> **What to produce**:
Could you transcribe every record below exactly as written, leaving out any pictures?

> **Items**:
▬▬▬

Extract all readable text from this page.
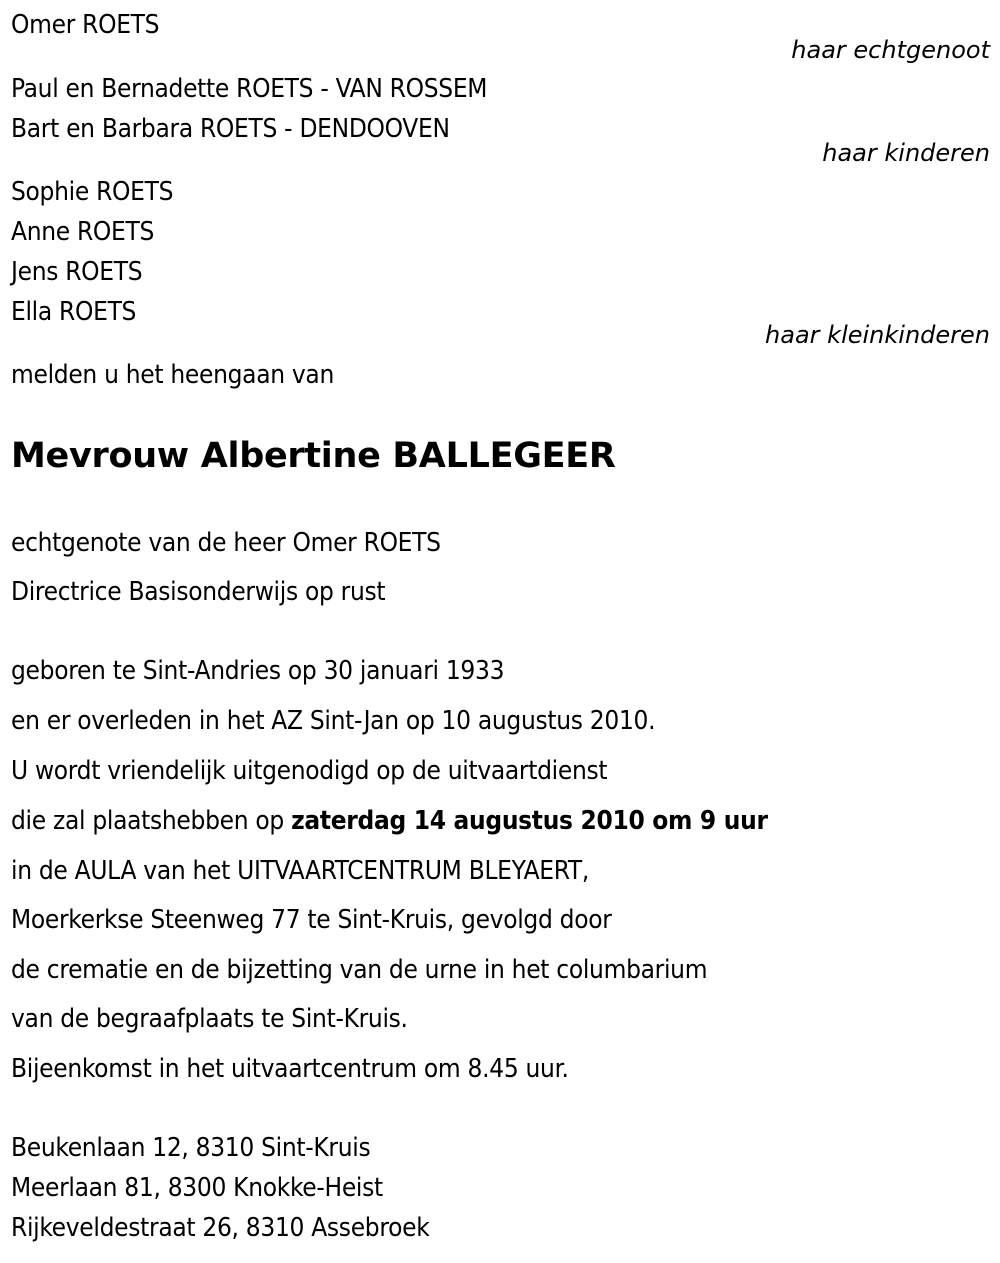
Omer ROETS
haar echtgenoot
Paul en Bernadette ROETS - VAN ROSSEM
Bart en Barbara ROETS - DENDOOVEN
haar kinderen
Sophie ROETS
Anne ROETS
Jens ROETS
Ella ROETS
haar kleinkinderen
melden u het heengaan van
Mevrouw Albertine BALLEGEER
echtgenote van de heer Omer ROETS
Directrice Basisonderwijs op rust
geboren te Sint-Andries op 30 januari 1933
en er overleden in het AZ Sint-Jan op 10 augustus 2010.
U wordt vriendelijk uitgenodigd op de uitvaartdienst
die zal plaatshebben op zaterdag 14 augustus 2010 om 9 uur
in de AULA van het UITVAARTCENTRUM BLEYAERT,
Moerkerkse Steenweg 77 te Sint-Kruis, gevolgd door
de crematie en de bijzetting van de urne in het columbarium
van de begraafplaats te Sint-Kruis.
Bijeenkomst in het uitvaartcentrum om 8.45 uur.
Beukenlaan 12, 8310 Sint-Kruis
Meerlaan 81, 8300 Knokke-Heist
Rijkeveldestraat 26, 8310 Assebroek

▬▬▬

> **Solved problem**:
Extract all readable text from this page.
Omer ROETS
haar echtgenoot
Paul en Bernadette ROETS - VAN ROSSEM
Bart en Barbara ROETS - DENDOOVEN
haar kinderen
Sophie ROETS
Anne ROETS
Jens ROETS
Ella ROETS
haar kleinkinderen
melden u het heengaan van
Mevrouw Albertine BALLEGEER
echtgenote van de heer Omer ROETS
Directrice Basisonderwijs op rust
geboren te Sint-Andries op 30 januari 1933
en er overleden in het AZ Sint-Jan op 10 augustus 2010.
U wordt vriendelijk uitgenodigd op de uitvaartdienst
die zal plaatshebben op zaterdag 14 augustus 2010 om 9 uur
in de AULA van het UITVAARTCENTRUM BLEYAERT,
Moerkerkse Steenweg 77 te Sint-Kruis, gevolgd door
de crematie en de bijzetting van de urne in het columbarium
van de begraafplaats te Sint-Kruis.
Bijeenkomst in het uitvaartcentrum om 8.45 uur.
Beukenlaan 12, 8310 Sint-Kruis
Meerlaan 81, 8300 Knokke-Heist
Rijkeveldestraat 26, 8310 Assebroek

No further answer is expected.